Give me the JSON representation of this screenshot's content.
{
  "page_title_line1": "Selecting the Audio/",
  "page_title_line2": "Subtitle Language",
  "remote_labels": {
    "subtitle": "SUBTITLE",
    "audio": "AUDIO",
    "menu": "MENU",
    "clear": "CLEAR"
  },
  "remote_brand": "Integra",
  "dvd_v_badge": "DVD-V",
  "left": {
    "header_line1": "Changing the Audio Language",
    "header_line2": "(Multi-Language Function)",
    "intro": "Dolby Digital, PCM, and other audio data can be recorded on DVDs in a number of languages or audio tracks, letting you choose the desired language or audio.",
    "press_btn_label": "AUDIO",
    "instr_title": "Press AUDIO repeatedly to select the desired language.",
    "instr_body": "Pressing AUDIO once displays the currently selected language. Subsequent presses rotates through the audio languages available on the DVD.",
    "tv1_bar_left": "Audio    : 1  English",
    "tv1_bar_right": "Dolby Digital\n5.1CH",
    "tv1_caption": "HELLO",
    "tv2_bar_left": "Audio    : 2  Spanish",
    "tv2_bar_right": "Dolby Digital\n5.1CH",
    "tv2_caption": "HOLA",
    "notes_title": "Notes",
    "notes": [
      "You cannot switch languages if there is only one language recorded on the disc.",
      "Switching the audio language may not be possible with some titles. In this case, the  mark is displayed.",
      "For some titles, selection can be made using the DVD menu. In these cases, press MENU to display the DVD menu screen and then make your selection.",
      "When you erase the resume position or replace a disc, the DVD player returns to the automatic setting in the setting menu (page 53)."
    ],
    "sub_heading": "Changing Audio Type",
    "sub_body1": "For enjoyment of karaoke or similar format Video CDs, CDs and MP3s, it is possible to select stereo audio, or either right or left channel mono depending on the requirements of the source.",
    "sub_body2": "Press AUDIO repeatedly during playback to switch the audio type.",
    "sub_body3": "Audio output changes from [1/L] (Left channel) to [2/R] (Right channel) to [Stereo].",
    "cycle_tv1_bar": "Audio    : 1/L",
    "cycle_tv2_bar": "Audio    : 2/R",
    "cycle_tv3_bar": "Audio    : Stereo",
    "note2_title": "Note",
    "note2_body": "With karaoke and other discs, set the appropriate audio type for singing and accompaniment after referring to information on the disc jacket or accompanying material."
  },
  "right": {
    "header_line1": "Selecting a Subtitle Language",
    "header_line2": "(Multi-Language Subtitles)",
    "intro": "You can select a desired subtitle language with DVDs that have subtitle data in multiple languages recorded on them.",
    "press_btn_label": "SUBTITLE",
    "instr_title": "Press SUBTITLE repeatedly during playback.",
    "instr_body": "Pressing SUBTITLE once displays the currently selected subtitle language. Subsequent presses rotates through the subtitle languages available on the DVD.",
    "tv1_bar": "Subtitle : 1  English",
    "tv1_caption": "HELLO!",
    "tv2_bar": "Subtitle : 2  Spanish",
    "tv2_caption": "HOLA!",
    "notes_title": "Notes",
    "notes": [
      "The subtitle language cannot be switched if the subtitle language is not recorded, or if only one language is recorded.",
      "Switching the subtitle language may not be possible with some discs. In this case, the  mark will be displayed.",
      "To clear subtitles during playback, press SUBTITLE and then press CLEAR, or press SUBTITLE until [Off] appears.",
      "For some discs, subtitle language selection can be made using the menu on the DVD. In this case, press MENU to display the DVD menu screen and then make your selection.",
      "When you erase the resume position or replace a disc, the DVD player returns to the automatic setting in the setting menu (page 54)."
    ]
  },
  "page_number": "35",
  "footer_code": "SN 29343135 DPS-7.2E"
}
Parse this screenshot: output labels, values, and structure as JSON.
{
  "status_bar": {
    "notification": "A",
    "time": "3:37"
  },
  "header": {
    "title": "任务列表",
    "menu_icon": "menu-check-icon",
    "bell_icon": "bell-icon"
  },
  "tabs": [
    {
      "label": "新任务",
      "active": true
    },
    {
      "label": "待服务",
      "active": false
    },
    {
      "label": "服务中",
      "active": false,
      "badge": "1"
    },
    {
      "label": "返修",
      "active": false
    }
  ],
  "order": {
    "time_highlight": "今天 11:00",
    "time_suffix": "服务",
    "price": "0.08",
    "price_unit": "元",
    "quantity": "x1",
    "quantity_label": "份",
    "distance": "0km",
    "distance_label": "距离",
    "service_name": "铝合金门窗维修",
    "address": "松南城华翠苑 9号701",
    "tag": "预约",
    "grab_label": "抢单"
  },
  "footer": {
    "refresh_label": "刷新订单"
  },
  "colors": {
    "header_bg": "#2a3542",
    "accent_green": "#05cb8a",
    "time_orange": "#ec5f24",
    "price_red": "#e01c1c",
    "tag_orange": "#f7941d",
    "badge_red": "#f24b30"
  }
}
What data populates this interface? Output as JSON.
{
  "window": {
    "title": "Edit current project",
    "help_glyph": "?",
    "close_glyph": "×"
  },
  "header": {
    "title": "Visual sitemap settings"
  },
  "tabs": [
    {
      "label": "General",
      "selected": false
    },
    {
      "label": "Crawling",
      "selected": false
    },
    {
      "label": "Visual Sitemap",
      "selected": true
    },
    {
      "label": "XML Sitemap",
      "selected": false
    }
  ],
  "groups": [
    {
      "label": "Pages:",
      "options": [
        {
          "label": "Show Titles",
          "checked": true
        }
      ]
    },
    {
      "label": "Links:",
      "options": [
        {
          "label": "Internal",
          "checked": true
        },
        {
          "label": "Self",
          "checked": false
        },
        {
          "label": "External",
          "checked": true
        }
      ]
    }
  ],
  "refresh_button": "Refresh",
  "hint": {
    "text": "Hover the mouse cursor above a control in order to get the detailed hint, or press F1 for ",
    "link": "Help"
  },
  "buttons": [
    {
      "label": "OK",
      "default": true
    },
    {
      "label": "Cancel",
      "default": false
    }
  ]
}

#### SHORT EXERCISE
Retype all of the material, keeping each line exact.

#### ANSWER TO THE PROBLEM
Give me the JSON representation of this screenshot's content.
{
  "page_title_line1": "Selecting the Audio/",
  "page_title_line2": "Subtitle Language",
  "remote_labels": {
    "subtitle": "SUBTITLE",
    "audio": "AUDIO",
    "menu": "MENU",
    "clear": "CLEAR"
  },
  "remote_brand": "Integra",
  "dvd_v_badge": "DVD-V",
  "left": {
    "header_line1": "Changing the Audio Language",
    "header_line2": "(Multi-Language Function)",
    "intro": "Dolby Digital, PCM, and other audio data can be recorded on DVDs in a number of languages or audio tracks, letting you choose the desired language or audio.",
    "press_btn_label": "AUDIO",
    "instr_title": "Press AUDIO repeatedly to select the desired language.",
    "instr_body": "Pressing AUDIO once displays the currently selected language. Subsequent presses rotates through the audio languages available on the DVD.",
    "tv1_bar_left": "Audio    : 1  English",
    "tv1_bar_right": "Dolby Digital\n5.1CH",
    "tv1_caption": "HELLO",
    "tv2_bar_left": "Audio    : 2  Spanish",
    "tv2_bar_right": "Dolby Digital\n5.1CH",
    "tv2_caption": "HOLA",
    "notes_title": "Notes",
    "notes": [
      "You cannot switch languages if there is only one language recorded on the disc.",
      "Switching the audio language may not be possible with some titles. In this case, the  mark is displayed.",
      "For some titles, selection can be made using the DVD menu. In these cases, press MENU to display the DVD menu screen and then make your selection.",
      "When you erase the resume position or replace a disc, the DVD player returns to the automatic setting in the setting menu (page 53)."
    ],
    "sub_heading": "Changing Audio Type",
    "sub_body1": "For enjoyment of karaoke or similar format Video CDs, CDs and MP3s, it is possible to select stereo audio, or either right or left channel mono depending on the requirements of the source.",
    "sub_body2": "Press AUDIO repeatedly during playback to switch the audio type.",
    "sub_body3": "Audio output changes from [1/L] (Left channel) to [2/R] (Right channel) to [Stereo].",
    "cycle_tv1_bar": "Audio    : 1/L",
    "cycle_tv2_bar": "Audio    : 2/R",
    "cycle_tv3_bar": "Audio    : Stereo",
    "note2_title": "Note",
    "note2_body": "With karaoke and other discs, set the appropriate audio type for singing and accompaniment after referring to information on the disc jacket or accompanying material."
  },
  "right": {
    "header_line1": "Selecting a Subtitle Language",
    "header_line2": "(Multi-Language Subtitles)",
    "intro": "You can select a desired subtitle language with DVDs that have subtitle data in multiple languages recorded on them.",
    "press_btn_label": "SUBTITLE",
    "instr_title": "Press SUBTITLE repeatedly during playback.",
    "instr_body": "Pressing SUBTITLE once displays the currently selected subtitle language. Subsequent presses rotates through the subtitle languages available on the DVD.",
    "tv1_bar": "Subtitle : 1  English",
    "tv1_caption": "HELLO!",
    "tv2_bar": "Subtitle : 2  Spanish",
    "tv2_caption": "HOLA!",
    "notes_title": "Notes",
    "notes": [
      "The subtitle language cannot be switched if the subtitle language is not recorded, or if only one language is recorded.",
      "Switching the subtitle language may not be possible with some discs. In this case, the  mark will be displayed.",
      "To clear subtitles during playback, press SUBTITLE and then press CLEAR, or press SUBTITLE until [Off] appears.",
      "For some discs, subtitle language selection can be made using the menu on the DVD. In this case, press MENU to display the DVD menu screen and then make your selection.",
      "When you erase the resume position or replace a disc, the DVD player returns to the automatic setting in the setting menu (page 54)."
    ]
  },
  "page_number": "35",
  "footer_code": "SN 29343135 DPS-7.2E"
}
Parse this screenshot: output labels, values, and structure as JSON.
{
  "status_bar": {
    "notification": "A",
    "time": "3:37"
  },
  "header": {
    "title": "任务列表",
    "menu_icon": "menu-check-icon",
    "bell_icon": "bell-icon"
  },
  "tabs": [
    {
      "label": "新任务",
      "active": true
    },
    {
      "label": "待服务",
      "active": false
    },
    {
      "label": "服务中",
      "active": false,
      "badge": "1"
    },
    {
      "label": "返修",
      "active": false
    }
  ],
  "order": {
    "time_highlight": "今天 11:00",
    "time_suffix": "服务",
    "price": "0.08",
    "price_unit": "元",
    "quantity": "x1",
    "quantity_label": "份",
    "distance": "0km",
    "distance_label": "距离",
    "service_name": "铝合金门窗维修",
    "address": "松南城华翠苑 9号701",
    "tag": "预约",
    "grab_label": "抢单"
  },
  "footer": {
    "refresh_label": "刷新订单"
  },
  "colors": {
    "header_bg": "#2a3542",
    "accent_green": "#05cb8a",
    "time_orange": "#ec5f24",
    "price_red": "#e01c1c",
    "tag_orange": "#f7941d",
    "badge_red": "#f24b30"
  }
}
What data populates this interface? Output as JSON.
{
  "window": {
    "title": "Edit current project",
    "help_glyph": "?",
    "close_glyph": "×"
  },
  "header": {
    "title": "Visual sitemap settings"
  },
  "tabs": [
    {
      "label": "General",
      "selected": false
    },
    {
      "label": "Crawling",
      "selected": false
    },
    {
      "label": "Visual Sitemap",
      "selected": true
    },
    {
      "label": "XML Sitemap",
      "selected": false
    }
  ],
  "groups": [
    {
      "label": "Pages:",
      "options": [
        {
          "label": "Show Titles",
          "checked": true
        }
      ]
    },
    {
      "label": "Links:",
      "options": [
        {
          "label": "Internal",
          "checked": true
        },
        {
          "label": "Self",
          "checked": false
        },
        {
          "label": "External",
          "checked": true
        }
      ]
    }
  ],
  "refresh_button": "Refresh",
  "hint": {
    "text": "Hover the mouse cursor above a control in order to get the detailed hint, or press F1 for ",
    "link": "Help"
  },
  "buttons": [
    {
      "label": "OK",
      "default": true
    },
    {
      "label": "Cancel",
      "default": false
    }
  ]
}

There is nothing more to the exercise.